> To-do list:
1 - Answer these from the basketball forum thread:
(a) In how many years will Jack become a free agent?
(b) Whose trade-happy areas are called his biggest failures?
(c) Besides talent that complements itself well, what does Samuel say the Bulls lack?
2 - Replace "Good to go" with "Needs review" in the listing, from the line with "share-icon <box>732 47 744 61</box>" to the line with "page-layout-view-button[interactable] <box>498 479". Give back only those lines, with everything else left the same.

> Source text:
☆ ☆ ☆

The point is that 3 years is hardly a long time to really judge a point guard. 



> That's not the way it worked with most others though. Wonder how Billups did at Sergio's age? Oh wait that's not relevant because you ride Jack's jock.


I was never a big Jack guy. I just find it funny that you keep picking on him when he's actually been a big factor in the team's turnaround.



> Umm, Iggy moves better without the ball than Jack, gets to the line better than Jack (which is Jack's strength), defends better than Jack (why he's in at the end supposedly), and is extremely better in the open court than Jack (a different skill Iggy brings to the table!).


Jack also won't demand max money when he becomes a free agent in 2 years.


----------



## Samuel (Jan 1, 2003)

darkhelmit54 said:


> Keeping things together probably is the most perfect solution actually I've seen the error of my ways, the Chicago bulls really convinced me with their crowded young talent, it's a great idea.  (that's the game you're playing).


So we should trade Outlaw or Aldridge for a PJ Brown clone now? The areas in which Paxson has been trade-happy have been noted as his biggest failures.

Also, I think the Bulls are less an example of a failed youth movement and more an example of talent that doesn't compliment itself well, and a team without a true leader. Portland seems like it's taking care of both of those.


----------



## darkhelmit54 (Jan 23, 2005)

Samuel said:


> The point is that 3 years is hardly a long time to really judge a point guard. I was never a big Jack guy. I just find it funny that you keep picking on him when he's actually been a big factor in the team's turnaround. Jack also won't demand max money when he becomes a free agent in 2 years.

☆ ☆ ☆

> Entries:
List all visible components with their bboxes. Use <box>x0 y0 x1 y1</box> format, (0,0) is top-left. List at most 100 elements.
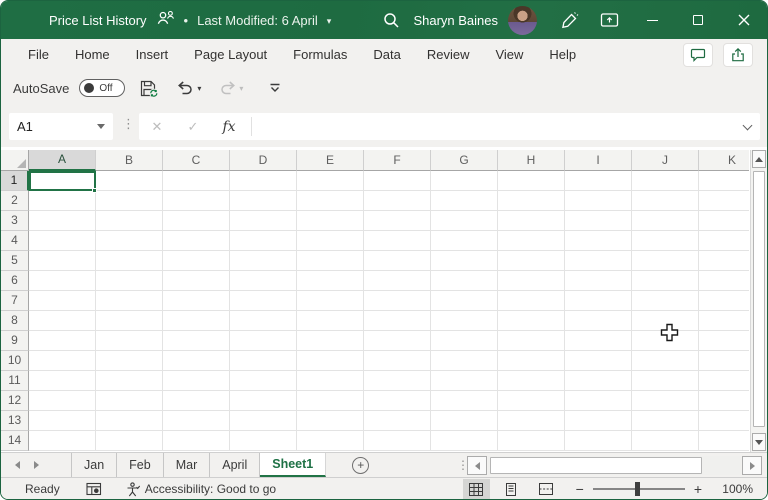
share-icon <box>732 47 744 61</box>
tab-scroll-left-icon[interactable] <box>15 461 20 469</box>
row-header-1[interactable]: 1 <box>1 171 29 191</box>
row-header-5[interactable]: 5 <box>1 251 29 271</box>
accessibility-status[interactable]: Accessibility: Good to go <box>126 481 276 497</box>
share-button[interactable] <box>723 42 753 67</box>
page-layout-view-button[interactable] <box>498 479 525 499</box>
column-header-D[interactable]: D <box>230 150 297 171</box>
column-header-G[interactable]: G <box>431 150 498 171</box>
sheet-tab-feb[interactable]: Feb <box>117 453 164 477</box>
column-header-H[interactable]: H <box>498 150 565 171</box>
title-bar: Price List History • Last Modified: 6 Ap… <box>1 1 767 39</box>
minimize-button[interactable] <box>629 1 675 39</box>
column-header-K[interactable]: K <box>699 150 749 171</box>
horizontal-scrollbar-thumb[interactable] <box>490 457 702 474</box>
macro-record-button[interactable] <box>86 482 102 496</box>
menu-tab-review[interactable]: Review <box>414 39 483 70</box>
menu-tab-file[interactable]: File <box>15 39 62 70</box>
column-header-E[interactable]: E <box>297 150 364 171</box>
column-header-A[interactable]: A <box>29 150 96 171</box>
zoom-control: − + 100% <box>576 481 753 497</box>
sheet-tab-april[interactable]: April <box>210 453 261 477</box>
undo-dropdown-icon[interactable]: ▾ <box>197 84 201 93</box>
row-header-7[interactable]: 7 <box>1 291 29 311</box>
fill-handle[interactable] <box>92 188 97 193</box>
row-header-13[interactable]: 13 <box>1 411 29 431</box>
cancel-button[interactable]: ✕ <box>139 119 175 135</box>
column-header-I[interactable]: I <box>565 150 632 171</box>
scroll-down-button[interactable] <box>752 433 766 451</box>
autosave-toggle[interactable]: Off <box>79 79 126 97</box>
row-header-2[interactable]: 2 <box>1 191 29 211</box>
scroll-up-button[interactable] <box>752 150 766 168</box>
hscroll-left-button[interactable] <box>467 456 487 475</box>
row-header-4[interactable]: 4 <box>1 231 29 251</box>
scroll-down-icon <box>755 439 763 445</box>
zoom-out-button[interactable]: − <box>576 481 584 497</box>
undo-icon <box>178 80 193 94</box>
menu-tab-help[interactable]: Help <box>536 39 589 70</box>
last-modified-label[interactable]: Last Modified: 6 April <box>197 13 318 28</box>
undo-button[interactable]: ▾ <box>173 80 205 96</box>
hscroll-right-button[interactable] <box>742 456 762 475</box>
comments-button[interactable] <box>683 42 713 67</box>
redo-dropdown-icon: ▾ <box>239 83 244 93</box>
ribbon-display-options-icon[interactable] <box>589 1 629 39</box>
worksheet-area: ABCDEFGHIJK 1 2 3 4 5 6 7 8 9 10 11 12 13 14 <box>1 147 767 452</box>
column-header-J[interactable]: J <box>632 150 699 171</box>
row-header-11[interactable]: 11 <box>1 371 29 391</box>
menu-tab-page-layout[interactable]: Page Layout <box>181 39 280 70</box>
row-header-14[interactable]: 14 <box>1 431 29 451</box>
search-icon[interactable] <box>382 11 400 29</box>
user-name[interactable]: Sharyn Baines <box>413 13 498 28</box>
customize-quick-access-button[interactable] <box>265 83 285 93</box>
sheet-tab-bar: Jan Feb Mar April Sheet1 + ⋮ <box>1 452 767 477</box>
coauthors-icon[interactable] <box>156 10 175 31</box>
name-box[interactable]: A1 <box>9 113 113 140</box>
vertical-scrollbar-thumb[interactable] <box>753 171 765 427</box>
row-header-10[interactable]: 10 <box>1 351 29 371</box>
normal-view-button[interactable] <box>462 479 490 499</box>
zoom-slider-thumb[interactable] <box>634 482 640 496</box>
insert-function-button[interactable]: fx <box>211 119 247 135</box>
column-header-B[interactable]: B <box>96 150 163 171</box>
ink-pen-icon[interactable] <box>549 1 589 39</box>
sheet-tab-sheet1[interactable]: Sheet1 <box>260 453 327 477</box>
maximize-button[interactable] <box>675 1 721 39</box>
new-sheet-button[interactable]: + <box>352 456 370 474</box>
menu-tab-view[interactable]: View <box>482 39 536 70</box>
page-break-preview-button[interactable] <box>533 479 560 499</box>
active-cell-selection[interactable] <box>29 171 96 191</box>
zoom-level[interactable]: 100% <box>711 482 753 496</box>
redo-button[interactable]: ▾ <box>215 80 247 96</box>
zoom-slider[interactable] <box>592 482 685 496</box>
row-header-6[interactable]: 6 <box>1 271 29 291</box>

☆ ☆ ☆

> Answers to the exercises:
1 -
(a) In 2 years.
(b) Paxson's.
(c) A true leader.

2 -
share-icon <box>732 47 744 61</box>
tab-scroll-left-icon[interactable] <box>15 461 20 469</box>
row-header-1[interactable]: 1 <box>1 171 29 191</box>
row-header-5[interactable]: 5 <box>1 251 29 271</box>
accessibility-status[interactable]: Accessibility: Needs review <box>126 481 276 497</box>
share-button[interactable] <box>723 42 753 67</box>
page-layout-view-button[interactable] <box>498 479 525 499</box>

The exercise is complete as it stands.